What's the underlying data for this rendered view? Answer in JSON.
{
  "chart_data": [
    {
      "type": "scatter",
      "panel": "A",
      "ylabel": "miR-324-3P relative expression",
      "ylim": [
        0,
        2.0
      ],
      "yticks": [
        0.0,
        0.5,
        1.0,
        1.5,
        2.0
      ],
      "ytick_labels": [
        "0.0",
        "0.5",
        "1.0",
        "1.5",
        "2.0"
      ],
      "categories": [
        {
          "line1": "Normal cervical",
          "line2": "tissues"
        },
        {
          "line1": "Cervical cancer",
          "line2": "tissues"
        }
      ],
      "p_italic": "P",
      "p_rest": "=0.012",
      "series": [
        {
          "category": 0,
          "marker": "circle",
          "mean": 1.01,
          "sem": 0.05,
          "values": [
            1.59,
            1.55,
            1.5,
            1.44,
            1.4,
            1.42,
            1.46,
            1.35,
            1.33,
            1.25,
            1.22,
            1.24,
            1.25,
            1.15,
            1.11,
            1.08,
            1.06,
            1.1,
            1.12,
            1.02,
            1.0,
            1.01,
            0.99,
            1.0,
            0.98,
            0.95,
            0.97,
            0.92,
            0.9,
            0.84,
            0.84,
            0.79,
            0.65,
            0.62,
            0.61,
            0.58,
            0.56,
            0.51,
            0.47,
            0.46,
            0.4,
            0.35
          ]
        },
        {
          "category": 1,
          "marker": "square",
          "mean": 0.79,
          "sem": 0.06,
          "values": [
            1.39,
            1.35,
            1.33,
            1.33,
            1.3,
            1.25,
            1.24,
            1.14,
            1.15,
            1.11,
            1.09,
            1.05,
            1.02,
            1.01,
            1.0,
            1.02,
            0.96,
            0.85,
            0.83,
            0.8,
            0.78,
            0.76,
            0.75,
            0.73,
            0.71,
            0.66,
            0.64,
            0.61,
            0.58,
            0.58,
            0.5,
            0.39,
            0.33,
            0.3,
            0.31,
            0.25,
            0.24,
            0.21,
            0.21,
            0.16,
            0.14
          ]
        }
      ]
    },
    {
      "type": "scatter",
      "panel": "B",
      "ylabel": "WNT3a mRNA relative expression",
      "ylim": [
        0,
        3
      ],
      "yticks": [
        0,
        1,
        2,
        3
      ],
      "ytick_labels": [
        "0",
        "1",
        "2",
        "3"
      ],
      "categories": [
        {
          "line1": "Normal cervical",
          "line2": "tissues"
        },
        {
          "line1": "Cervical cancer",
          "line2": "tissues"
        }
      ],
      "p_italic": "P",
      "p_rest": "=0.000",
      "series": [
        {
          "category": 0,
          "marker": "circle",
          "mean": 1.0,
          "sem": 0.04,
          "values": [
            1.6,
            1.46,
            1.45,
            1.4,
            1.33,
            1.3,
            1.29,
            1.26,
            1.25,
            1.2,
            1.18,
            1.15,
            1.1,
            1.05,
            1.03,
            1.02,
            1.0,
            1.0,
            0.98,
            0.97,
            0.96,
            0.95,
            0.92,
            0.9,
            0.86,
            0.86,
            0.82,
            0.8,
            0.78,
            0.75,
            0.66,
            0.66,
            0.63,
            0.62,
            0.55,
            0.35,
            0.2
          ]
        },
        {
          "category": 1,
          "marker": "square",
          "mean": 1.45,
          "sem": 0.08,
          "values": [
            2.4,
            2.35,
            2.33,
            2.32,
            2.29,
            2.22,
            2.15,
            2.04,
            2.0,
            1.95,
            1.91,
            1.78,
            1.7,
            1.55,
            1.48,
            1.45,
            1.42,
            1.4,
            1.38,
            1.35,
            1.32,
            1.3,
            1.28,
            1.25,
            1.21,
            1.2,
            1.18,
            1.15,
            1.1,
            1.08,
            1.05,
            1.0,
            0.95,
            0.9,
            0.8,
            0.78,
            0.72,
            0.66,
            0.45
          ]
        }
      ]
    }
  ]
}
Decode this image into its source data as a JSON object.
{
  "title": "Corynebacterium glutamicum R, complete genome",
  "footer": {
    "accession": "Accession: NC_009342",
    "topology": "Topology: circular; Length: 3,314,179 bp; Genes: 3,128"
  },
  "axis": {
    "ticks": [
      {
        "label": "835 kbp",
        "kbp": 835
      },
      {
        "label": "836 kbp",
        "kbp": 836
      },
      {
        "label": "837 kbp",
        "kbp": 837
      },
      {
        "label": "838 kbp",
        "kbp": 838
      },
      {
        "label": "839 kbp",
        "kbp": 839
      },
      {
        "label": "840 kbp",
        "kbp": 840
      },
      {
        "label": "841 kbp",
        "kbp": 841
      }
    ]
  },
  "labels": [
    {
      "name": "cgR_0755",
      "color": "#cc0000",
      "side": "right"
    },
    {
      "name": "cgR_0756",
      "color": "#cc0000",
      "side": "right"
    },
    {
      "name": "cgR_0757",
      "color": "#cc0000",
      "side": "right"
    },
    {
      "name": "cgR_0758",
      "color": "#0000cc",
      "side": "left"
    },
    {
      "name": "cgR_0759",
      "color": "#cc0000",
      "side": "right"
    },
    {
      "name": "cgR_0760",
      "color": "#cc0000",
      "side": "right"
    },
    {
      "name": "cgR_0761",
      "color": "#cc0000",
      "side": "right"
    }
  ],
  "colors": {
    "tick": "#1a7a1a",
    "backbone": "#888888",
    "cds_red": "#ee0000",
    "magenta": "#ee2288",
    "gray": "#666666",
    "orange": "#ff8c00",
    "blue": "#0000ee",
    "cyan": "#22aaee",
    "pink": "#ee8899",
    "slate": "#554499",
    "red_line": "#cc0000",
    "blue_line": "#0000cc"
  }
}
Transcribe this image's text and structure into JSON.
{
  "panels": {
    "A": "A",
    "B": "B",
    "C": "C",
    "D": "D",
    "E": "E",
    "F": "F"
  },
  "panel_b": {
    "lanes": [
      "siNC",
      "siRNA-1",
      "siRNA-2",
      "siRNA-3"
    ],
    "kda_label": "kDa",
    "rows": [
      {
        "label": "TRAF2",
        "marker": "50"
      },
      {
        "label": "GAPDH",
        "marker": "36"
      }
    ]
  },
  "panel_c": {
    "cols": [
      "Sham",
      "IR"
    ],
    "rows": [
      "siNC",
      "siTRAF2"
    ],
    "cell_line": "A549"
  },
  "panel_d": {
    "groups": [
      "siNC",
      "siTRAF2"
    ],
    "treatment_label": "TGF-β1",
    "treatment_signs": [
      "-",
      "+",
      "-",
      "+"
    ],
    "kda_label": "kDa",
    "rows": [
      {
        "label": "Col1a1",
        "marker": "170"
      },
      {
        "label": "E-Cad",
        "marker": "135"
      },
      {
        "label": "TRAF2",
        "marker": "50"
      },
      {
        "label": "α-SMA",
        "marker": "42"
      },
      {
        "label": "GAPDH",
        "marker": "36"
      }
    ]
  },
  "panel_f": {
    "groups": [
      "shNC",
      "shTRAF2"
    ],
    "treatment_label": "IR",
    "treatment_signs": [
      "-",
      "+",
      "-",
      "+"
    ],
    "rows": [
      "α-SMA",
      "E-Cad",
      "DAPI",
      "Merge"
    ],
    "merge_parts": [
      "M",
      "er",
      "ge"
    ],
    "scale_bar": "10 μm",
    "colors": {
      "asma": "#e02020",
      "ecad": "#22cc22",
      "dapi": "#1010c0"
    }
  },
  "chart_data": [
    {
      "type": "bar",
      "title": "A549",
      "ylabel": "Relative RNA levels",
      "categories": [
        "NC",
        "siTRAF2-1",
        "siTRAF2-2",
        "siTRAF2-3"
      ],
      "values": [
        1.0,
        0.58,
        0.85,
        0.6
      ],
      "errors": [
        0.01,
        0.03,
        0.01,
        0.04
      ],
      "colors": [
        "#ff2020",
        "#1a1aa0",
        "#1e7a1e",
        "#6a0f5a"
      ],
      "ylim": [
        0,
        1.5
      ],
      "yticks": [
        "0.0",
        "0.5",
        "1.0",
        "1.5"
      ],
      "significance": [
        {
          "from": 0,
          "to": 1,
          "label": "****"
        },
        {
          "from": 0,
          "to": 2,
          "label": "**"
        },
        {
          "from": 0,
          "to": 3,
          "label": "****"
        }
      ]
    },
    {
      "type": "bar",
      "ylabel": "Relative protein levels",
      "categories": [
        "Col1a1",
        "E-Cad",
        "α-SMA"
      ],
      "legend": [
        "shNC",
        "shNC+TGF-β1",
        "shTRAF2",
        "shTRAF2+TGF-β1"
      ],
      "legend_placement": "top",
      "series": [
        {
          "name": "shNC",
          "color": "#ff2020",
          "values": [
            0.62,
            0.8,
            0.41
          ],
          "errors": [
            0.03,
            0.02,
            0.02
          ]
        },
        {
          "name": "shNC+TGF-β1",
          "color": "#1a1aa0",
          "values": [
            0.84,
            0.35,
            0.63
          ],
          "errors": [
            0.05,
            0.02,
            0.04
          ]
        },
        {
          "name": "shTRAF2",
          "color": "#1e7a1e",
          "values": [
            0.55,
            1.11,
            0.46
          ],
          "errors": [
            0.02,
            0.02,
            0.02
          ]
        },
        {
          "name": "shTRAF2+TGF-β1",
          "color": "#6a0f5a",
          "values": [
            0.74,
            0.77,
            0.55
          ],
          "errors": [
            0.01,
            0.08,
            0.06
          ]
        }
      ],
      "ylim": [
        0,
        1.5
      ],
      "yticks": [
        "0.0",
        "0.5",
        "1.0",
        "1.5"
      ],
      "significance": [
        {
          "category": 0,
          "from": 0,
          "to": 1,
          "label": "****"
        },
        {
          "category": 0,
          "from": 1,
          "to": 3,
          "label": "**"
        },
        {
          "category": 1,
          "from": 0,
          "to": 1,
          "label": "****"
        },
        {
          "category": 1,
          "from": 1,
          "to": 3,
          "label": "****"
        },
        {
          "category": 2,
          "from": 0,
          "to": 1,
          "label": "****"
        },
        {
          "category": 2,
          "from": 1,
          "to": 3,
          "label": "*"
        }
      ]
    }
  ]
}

• **Assignment**
Locate and copy each line in the data above that includes the word "this".

• **Task output**
What's the underlying data for this rendered view? Answer in JSON.
Decode this image into its source data as a JSON object.
Transcribe this image's text and structure into JSON.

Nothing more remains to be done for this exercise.